** start Records for processing **

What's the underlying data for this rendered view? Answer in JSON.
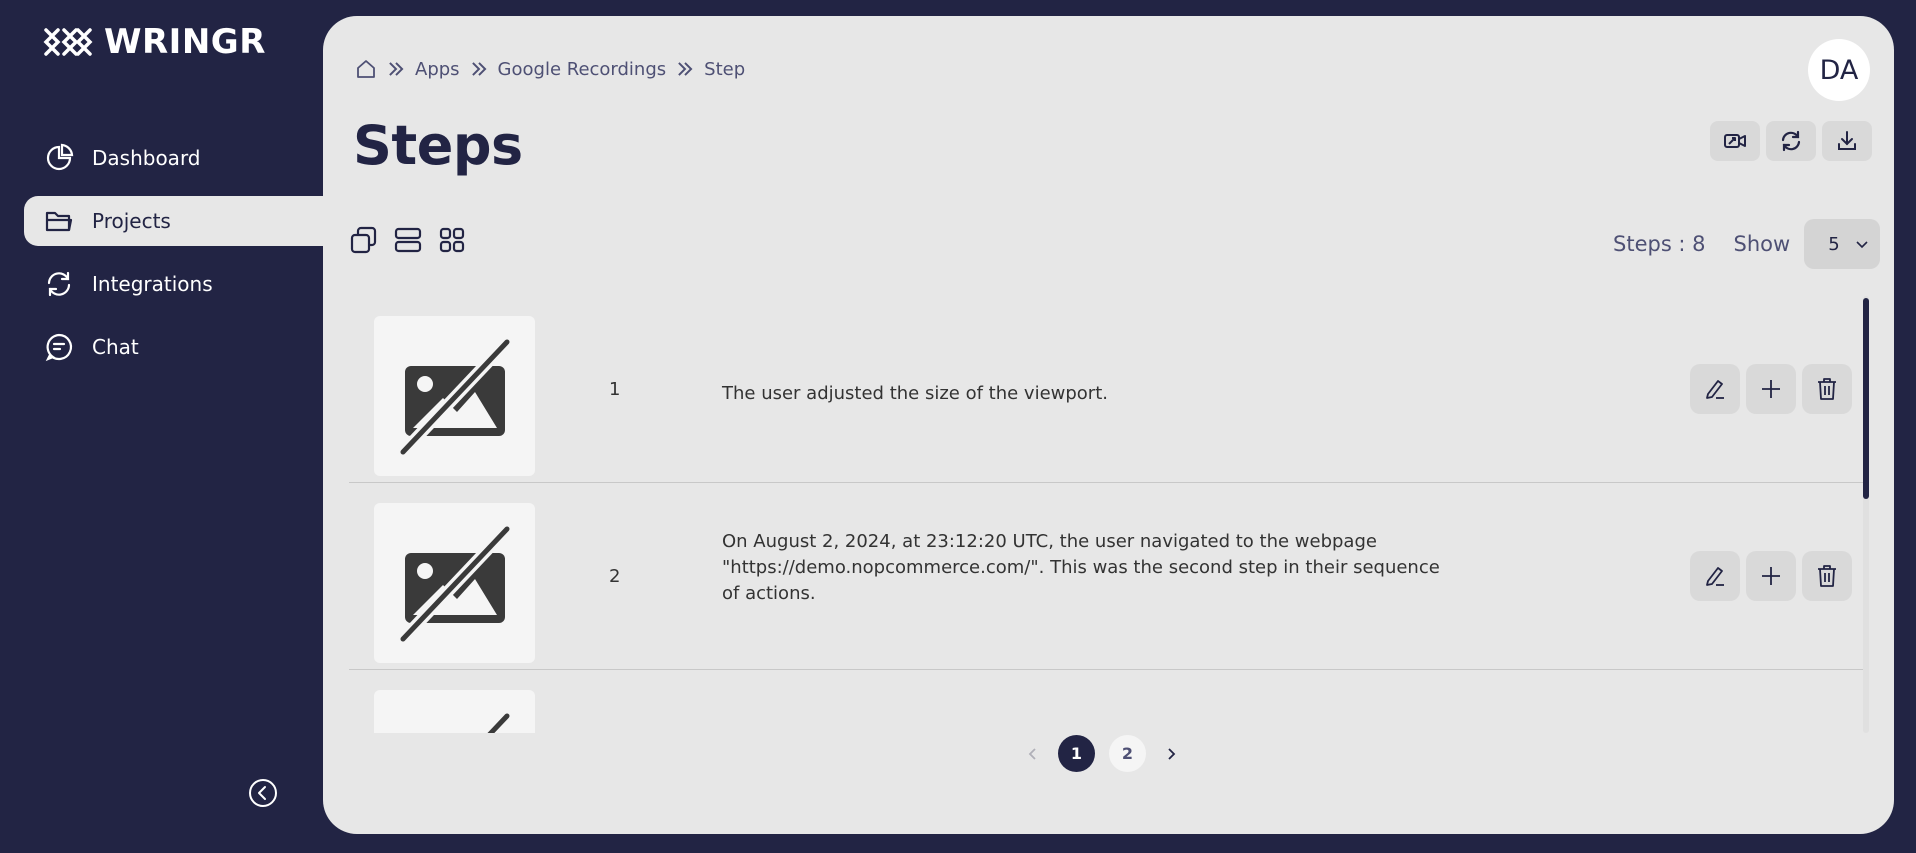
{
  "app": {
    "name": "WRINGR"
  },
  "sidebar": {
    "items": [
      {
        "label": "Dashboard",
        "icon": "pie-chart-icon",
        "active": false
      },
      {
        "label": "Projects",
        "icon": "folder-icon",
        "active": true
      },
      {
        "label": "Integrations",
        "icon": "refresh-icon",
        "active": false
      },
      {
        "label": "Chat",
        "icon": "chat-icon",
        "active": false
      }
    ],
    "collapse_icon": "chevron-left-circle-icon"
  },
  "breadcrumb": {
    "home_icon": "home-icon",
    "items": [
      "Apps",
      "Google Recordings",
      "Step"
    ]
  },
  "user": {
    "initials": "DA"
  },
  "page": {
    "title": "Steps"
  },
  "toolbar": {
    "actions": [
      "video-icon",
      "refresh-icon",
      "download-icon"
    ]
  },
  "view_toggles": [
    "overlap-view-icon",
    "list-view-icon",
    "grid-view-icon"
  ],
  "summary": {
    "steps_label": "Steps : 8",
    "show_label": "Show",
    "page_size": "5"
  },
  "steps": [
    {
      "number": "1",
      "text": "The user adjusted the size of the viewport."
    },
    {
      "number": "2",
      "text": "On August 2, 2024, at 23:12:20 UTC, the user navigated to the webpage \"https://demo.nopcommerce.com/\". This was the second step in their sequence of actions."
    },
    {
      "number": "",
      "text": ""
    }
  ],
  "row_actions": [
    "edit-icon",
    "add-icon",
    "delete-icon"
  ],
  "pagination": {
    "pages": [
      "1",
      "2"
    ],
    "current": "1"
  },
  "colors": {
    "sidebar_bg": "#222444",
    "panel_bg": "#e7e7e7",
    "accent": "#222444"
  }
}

** end Records for processing **

Exercise - Determine how many lines of the entries above carry the string "user", and give that number alone.

The output - 3